_Exercise goal_
From the listing below, pull out every line where the string "this" appears.

Records contained in a dataset:
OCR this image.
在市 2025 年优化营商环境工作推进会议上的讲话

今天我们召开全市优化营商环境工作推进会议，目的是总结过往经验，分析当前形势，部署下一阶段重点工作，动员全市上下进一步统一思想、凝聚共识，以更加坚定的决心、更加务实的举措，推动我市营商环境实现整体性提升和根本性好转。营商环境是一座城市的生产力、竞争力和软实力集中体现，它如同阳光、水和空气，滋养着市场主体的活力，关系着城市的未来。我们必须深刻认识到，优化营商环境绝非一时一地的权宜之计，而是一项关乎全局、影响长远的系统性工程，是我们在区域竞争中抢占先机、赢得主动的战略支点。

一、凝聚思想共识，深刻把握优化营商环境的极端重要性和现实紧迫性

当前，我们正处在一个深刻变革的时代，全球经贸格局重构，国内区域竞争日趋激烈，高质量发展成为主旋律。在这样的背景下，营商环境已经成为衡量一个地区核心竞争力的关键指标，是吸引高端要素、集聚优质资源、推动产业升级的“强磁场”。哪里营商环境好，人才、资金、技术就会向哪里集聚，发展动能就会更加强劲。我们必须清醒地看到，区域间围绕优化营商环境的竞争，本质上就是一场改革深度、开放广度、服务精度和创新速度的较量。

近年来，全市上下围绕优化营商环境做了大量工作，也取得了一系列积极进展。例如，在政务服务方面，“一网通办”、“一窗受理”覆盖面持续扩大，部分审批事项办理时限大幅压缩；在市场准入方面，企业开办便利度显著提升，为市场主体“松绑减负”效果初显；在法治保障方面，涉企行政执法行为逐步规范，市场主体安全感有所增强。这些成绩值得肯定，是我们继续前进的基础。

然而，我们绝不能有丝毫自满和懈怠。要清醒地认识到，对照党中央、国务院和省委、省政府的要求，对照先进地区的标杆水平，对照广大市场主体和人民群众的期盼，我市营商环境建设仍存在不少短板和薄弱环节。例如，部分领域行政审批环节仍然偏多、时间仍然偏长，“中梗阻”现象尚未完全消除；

==

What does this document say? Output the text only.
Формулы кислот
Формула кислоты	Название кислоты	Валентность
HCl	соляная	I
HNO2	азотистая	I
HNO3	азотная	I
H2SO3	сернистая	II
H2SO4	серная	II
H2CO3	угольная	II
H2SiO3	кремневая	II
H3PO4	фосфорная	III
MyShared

_Exercise answer_
OCR this image.
What does this document say? Output the text only.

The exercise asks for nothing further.